* [Aim of the exercise]
Filter the data below for the string "JSON" and copy each matching line.

* [Material shown]
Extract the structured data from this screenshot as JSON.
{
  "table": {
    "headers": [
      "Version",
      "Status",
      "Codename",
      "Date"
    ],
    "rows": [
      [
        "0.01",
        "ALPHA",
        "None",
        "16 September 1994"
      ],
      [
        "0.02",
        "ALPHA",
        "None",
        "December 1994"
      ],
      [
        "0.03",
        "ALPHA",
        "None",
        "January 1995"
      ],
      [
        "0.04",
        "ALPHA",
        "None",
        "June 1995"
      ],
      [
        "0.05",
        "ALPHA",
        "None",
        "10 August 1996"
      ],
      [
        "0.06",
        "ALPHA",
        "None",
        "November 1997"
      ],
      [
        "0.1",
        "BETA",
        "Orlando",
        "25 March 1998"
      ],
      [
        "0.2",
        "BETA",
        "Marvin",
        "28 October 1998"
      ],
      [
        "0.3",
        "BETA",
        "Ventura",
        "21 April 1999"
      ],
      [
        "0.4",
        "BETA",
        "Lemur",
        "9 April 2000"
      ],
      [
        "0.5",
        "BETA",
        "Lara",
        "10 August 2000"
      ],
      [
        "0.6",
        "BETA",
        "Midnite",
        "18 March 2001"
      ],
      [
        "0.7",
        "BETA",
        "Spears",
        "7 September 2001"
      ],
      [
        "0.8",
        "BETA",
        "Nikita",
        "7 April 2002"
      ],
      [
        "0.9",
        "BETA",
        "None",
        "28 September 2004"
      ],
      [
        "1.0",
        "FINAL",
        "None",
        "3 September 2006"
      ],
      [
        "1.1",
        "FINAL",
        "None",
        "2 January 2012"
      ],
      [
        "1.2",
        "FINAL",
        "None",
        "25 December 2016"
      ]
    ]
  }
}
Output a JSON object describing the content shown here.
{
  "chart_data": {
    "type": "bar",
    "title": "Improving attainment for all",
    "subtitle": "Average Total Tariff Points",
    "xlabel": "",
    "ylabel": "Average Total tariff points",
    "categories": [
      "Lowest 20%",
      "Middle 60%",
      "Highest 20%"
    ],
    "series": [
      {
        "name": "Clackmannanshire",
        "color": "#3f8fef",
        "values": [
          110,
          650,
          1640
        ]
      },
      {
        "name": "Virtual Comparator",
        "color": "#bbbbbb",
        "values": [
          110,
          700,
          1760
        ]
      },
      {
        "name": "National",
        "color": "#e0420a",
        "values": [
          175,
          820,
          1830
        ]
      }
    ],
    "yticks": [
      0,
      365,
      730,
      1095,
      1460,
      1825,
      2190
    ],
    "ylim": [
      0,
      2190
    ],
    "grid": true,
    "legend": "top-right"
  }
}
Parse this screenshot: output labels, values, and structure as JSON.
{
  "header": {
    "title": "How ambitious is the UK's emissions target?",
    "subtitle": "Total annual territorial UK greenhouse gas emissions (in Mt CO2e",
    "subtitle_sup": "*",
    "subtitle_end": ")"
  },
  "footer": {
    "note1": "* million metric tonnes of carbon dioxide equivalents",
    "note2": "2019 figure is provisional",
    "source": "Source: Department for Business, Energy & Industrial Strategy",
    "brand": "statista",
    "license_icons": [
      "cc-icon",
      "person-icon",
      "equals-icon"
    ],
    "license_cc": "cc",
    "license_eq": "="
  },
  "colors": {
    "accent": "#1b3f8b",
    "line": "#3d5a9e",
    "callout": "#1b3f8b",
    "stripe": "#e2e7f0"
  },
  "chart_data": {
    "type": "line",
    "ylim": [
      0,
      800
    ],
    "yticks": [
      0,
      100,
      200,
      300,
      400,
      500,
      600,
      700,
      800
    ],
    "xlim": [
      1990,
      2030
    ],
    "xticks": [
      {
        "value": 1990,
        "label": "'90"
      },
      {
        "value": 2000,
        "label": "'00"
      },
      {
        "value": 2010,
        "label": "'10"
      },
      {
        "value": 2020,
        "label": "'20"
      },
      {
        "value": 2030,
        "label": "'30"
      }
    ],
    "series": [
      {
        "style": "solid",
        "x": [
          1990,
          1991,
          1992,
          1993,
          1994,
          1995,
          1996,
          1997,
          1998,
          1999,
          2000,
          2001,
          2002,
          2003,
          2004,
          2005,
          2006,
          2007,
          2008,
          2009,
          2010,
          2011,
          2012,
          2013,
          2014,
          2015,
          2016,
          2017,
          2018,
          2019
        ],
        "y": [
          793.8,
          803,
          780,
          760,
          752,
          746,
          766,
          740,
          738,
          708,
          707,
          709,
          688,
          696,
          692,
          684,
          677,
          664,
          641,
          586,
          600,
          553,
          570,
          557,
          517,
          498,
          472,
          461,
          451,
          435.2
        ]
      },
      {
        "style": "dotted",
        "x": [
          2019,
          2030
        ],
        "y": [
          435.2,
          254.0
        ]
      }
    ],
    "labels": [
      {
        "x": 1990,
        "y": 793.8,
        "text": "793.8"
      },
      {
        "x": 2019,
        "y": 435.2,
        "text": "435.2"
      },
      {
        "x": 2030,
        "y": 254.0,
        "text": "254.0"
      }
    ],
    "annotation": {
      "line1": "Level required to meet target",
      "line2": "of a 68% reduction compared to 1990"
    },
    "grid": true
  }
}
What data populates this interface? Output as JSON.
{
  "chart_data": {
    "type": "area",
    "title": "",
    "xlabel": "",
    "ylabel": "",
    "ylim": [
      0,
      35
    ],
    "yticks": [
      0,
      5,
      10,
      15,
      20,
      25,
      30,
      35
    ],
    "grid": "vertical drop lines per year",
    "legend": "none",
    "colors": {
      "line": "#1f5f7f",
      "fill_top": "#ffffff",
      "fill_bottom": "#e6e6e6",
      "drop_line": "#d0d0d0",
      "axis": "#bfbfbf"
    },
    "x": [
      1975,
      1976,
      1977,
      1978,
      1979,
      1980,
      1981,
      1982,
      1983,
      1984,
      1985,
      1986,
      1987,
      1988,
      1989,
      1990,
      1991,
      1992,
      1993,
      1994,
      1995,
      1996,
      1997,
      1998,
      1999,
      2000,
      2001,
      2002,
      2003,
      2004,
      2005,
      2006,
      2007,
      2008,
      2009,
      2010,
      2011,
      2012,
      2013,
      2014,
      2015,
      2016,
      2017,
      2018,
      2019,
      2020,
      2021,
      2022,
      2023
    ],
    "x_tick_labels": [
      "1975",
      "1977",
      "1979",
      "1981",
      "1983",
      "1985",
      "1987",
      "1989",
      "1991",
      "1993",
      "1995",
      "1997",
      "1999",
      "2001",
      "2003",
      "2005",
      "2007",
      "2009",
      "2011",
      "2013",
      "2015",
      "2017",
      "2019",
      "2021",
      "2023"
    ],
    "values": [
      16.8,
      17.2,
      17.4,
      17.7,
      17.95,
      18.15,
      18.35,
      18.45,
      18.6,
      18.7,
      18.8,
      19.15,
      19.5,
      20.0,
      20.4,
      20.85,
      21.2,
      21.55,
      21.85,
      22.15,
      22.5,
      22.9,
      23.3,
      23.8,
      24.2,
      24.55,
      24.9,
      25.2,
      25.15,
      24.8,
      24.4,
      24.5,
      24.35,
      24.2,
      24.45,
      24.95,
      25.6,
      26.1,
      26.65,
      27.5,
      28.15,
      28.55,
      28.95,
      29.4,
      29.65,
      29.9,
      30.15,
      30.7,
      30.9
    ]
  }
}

* [The output]
Extract the structured data from this screenshot as JSON.
Output a JSON object describing the content shown here.
Parse this screenshot: output labels, values, and structure as JSON.
What data populates this interface? Output as JSON.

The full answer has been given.